## Instructions for the task
Write out each line in which the string "this" is present.

## Entries shown
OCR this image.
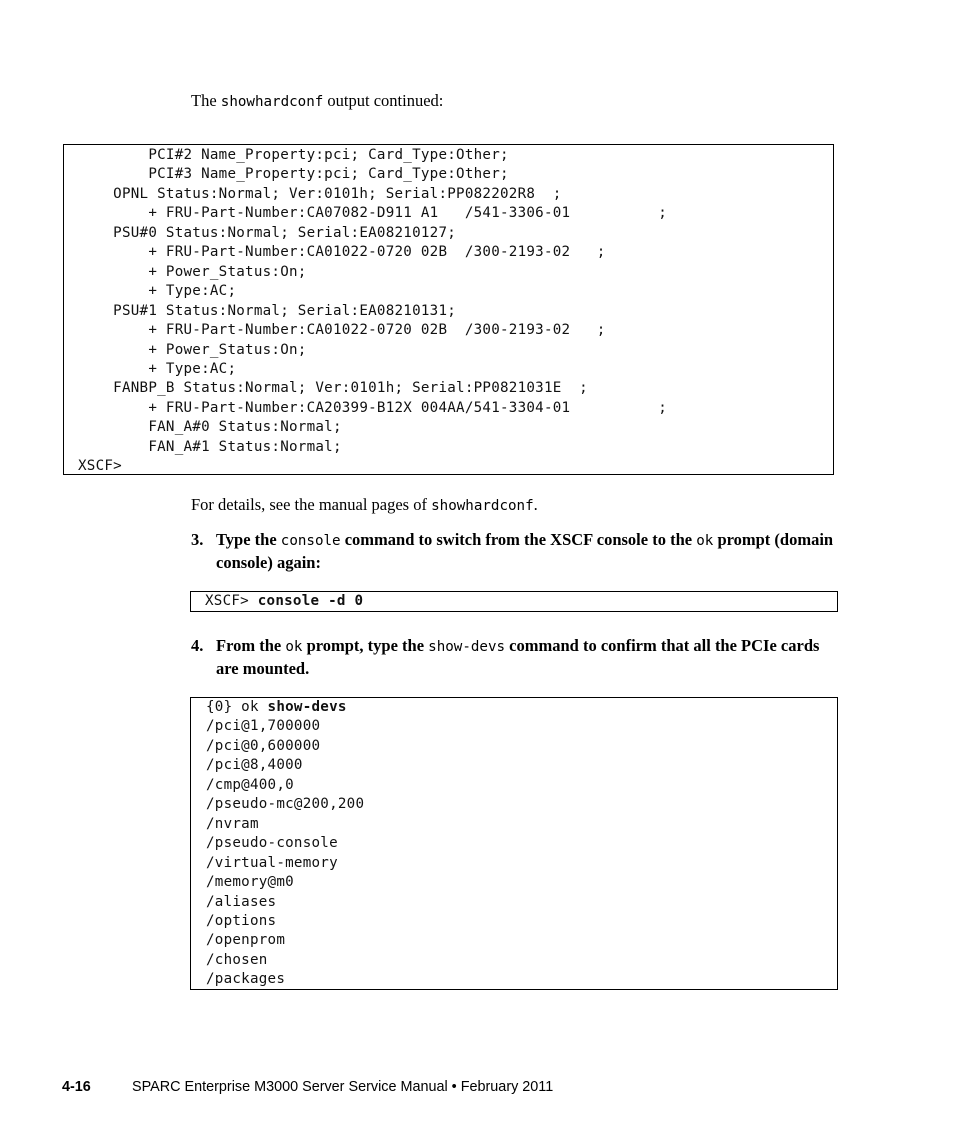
The showhardconf output continued:

PCI#2 Name_Property:pci; Card_Type:Other;
PCI#3 Name_Property:pci; Card_Type:Other;
OPNL Status:Normal; Ver:0101h; Serial:PP082202R8  ;
+ FRU-Part-Number:CA07082-D911 A1   /541-3306-01          ;
PSU#0 Status:Normal; Serial:EA08210127;
+ FRU-Part-Number:CA01022-0720 02B  /300-2193-02   ;
+ Power_Status:On;
+ Type:AC;
PSU#1 Status:Normal; Serial:EA08210131;
+ FRU-Part-Number:CA01022-0720 02B  /300-2193-02   ;
+ Power_Status:On;
+ Type:AC;
FANBP_B Status:Normal; Ver:0101h; Serial:PP0821031E  ;
+ FRU-Part-Number:CA20399-B12X 004AA/541-3304-01          ;
FAN_A#0 Status:Normal;
FAN_A#1 Status:Normal;
XSCF>

For details, see the manual pages of showhardconf.

3. Type the console command to switch from the XSCF console to the ok prompt (domain console) again:
XSCF> console -d 0
4. From the ok prompt, type the show-devs command to confirm that all the PCIe cards are mounted.
{0} ok show-devs
/pci@1,700000
/pci@0,600000
/pci@8,4000
/cmp@400,0
/pseudo-mc@200,200
/nvram
/pseudo-console
/virtual-memory
/memory@m0
/aliases
/options
/openprom
/chosen
/packages
4-16	SPARC Enterprise M3000 Server Service Manual • February 2011
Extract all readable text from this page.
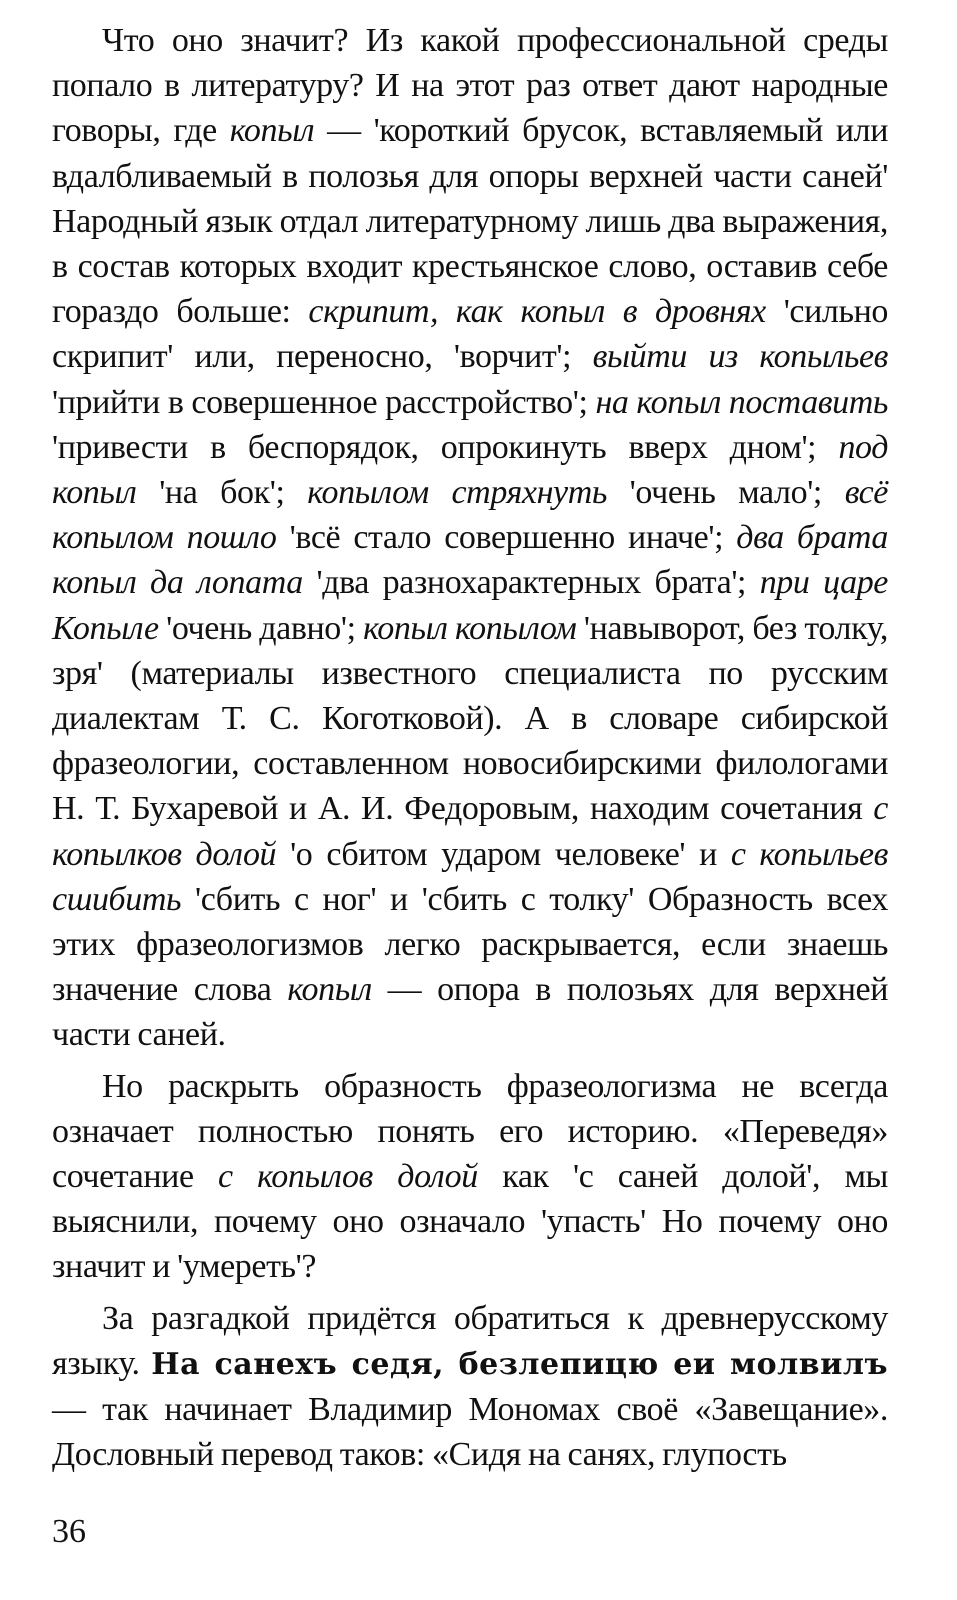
Что оно значит? Из какой профессиональной среды попало в литературу? И на этот раз ответ дают народные говоры, где копыл — 'короткий брусок, вставляемый или вдалбливаемый в полозья для опоры верхней части саней' Народный язык отдал литературному лишь два выражения, в состав которых входит крестьянское слово, оставив себе гораздо больше: скрипит, как копыл в дровнях 'сильно скрипит' или, переносно, 'ворчит'; выйти из копыльев 'прийти в совершенное расстройство'; на копыл поставить 'привести в беспорядок, опрокинуть вверх дном'; под копыл 'на бок'; копылом стряхнуть 'очень мало'; всё копылом пошло 'всё стало совершенно иначе'; два брата копыл да лопата 'два разнохарактерных брата'; при царе Копыле 'очень давно'; копыл копылом 'навыворот, без толку, зря' (материалы известного специалиста по русским диалектам Т. С. Коготковой). А в словаре сибирской фразеологии, составленном новосибирскими филологами Н. Т. Бухаревой и А. И. Федоровым, находим сочетания с копылков долой 'о сбитом ударом человеке' и с копыльев сшибить 'сбить с ног' и 'сбить с толку' Образность всех этих фразеологизмов легко раскрывается, если знаешь значение слова копыл — опора в полозьях для верхней части саней.

Но раскрыть образность фразеологизма не всегда означает полностью понять его историю. «Переведя» сочетание с копылов долой как 'с саней долой', мы выяснили, почему оно означало 'упасть' Но почему оно значит и 'умереть'?

За разгадкой придётся обратиться к древнерусскому языку. На санехъ седя, безлепицю еи молвилъ — так начинает Владимир Мономах своё «Завещание». Дословный перевод таков: «Сидя на санях, глупость

36
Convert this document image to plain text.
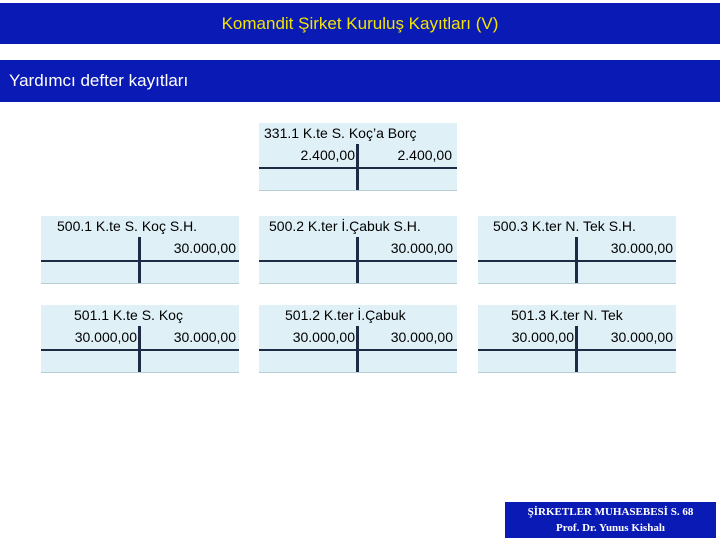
Komandit Şirket Kuruluş Kayıtları (V)
Yardımcı defter kayıtları
331.1 K.te S. Koç’a Borç
2.400,00	2.400,00
500.1 K.te S. Koç S.H.
30.000,00
500.2 K.ter İ.Çabuk S.H.
30.000,00
500.3 K.ter N. Tek S.H.
30.000,00
501.1 K.te S. Koç
30.000,00	30.000,00
501.2 K.ter İ.Çabuk
30.000,00	30.000,00
501.3 K.ter N. Tek
30.000,00	30.000,00
ŞİRKETLER MUHASEBESİ S. 68
Prof. Dr. Yunus Kishalı
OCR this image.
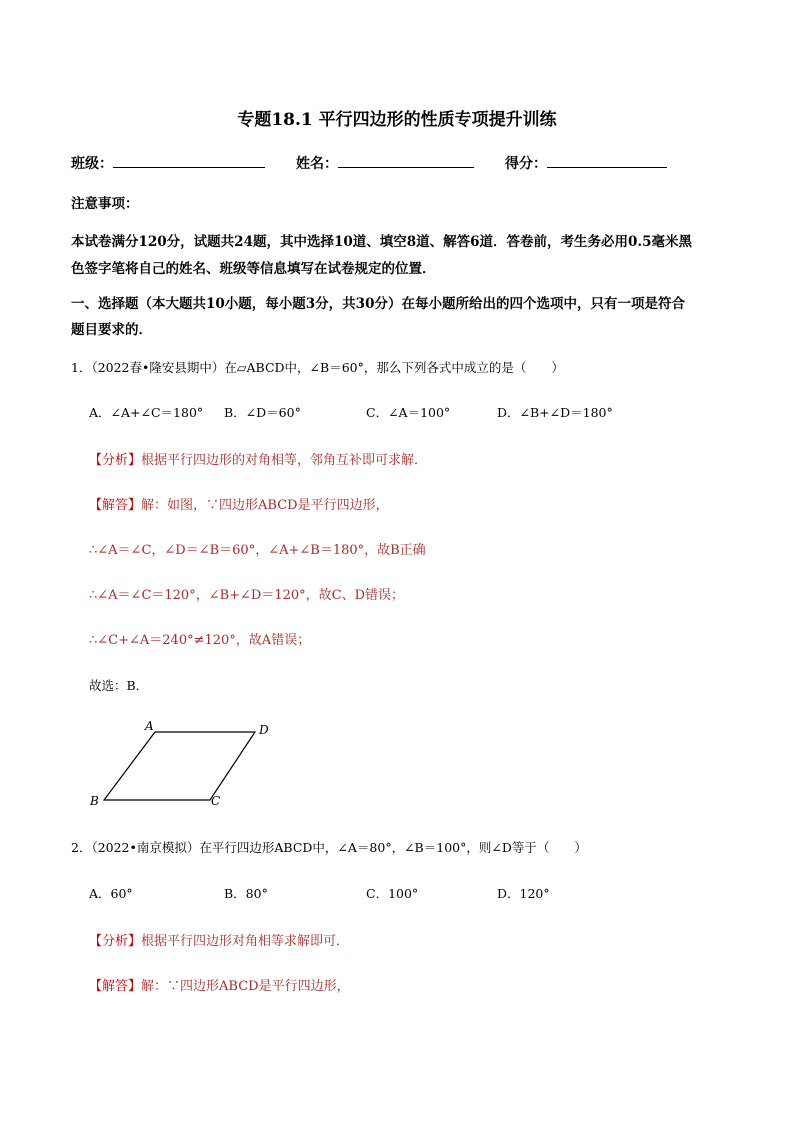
专题18.1 平行四边形的性质专项提升训练
班级：	姓名：	得分：
注意事项：
本试卷满分120分，试题共24题，其中选择10道、填空8道、解答6道．答卷前，考生务必用0.5毫米黑
色签字笔将自己的姓名、班级等信息填写在试卷规定的位置．
一、选择题（本大题共10小题，每小题3分，共30分）在每小题所给出的四个选项中，只有一项是符合
题目要求的．
1．（2022春•隆安县期中）在▱ABCD中，∠B＝60°，那么下列各式中成立的是（　　）
A．∠A+∠C＝180° B．∠D＝60°	C．∠A＝100°	D．∠B+∠D＝180°
【分析】根据平行四边形的对角相等，邻角互补即可求解．
【解答】解：如图，∵四边形ABCD是平行四边形，
∴∠A＝∠C，∠D＝∠B＝60°，∠A+∠B＝180°，故B正确
∴∠A＝∠C＝120°，∠B+∠D＝120°，故C、D错误；
∴∠C+∠A＝240°≠120°，故A错误；
故选：B．
A	D
B	C
2．（2022•南京模拟）在平行四边形ABCD中，∠A＝80°，∠B＝100°，则∠D等于（　　）
A．60°	B．80°	C．100°	D．120°
【分析】根据平行四边形对角相等求解即可．
【解答】解：∵四边形ABCD是平行四边形，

## Full output
OCR this image.
Extract all readable text from this page.
Convert this document image to plain text.
OCR this image.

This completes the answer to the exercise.